Records from a data collection
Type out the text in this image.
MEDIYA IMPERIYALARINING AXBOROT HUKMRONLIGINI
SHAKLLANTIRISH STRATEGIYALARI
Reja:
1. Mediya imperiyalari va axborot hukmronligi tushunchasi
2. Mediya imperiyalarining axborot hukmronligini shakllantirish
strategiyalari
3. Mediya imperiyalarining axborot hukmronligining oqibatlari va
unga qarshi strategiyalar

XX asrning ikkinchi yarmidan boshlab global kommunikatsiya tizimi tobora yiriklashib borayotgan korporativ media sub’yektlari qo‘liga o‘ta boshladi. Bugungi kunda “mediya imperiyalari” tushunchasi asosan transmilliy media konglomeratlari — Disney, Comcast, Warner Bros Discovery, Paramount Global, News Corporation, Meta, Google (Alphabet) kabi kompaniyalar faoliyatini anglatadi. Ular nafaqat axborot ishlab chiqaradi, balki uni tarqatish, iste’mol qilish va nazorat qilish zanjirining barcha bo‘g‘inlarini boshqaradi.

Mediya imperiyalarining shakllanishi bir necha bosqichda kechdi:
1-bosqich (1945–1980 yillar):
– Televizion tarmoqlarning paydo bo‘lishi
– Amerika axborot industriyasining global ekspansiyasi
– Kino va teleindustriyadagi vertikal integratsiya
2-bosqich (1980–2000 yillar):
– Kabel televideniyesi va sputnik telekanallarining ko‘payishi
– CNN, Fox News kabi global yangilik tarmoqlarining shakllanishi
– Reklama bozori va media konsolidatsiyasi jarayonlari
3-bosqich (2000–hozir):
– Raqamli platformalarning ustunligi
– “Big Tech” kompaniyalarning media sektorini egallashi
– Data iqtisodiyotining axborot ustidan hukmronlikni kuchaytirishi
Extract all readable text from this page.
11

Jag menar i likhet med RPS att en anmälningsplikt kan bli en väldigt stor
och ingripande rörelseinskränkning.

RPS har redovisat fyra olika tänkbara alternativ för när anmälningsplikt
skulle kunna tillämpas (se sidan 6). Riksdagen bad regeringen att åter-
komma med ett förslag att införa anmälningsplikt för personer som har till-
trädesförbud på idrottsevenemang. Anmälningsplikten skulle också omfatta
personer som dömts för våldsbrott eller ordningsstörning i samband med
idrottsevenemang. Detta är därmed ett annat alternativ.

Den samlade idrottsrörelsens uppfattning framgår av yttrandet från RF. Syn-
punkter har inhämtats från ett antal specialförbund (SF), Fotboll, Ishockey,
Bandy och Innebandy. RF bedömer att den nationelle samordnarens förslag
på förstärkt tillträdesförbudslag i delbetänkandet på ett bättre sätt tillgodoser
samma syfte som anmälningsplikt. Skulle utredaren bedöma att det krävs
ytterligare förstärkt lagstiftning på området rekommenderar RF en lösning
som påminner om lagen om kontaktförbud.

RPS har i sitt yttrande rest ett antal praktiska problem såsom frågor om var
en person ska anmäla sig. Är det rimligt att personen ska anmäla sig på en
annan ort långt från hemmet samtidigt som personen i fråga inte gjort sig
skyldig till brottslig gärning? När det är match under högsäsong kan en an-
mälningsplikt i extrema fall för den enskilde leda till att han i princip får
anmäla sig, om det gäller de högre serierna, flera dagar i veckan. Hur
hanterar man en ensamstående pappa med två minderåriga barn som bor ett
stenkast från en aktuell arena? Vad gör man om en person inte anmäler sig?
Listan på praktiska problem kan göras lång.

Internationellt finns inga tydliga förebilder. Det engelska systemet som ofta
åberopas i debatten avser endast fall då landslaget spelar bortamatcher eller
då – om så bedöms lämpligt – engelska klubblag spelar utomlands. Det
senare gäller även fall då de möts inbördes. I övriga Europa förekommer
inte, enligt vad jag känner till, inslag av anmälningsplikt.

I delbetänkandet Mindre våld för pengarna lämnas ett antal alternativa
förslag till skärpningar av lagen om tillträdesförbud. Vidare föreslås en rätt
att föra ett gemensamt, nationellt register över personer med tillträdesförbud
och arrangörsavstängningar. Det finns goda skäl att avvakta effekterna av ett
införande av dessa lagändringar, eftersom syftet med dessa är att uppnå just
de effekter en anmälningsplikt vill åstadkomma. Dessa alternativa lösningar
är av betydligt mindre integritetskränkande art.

### The problem
Copy out every line with the word "idrottsevenemang".

### Response
trädesförbud på idrottsevenemang. Anmälningsplikten skulle också omfatta
idrottsevenemang. Detta är därmed ett annat alternativ.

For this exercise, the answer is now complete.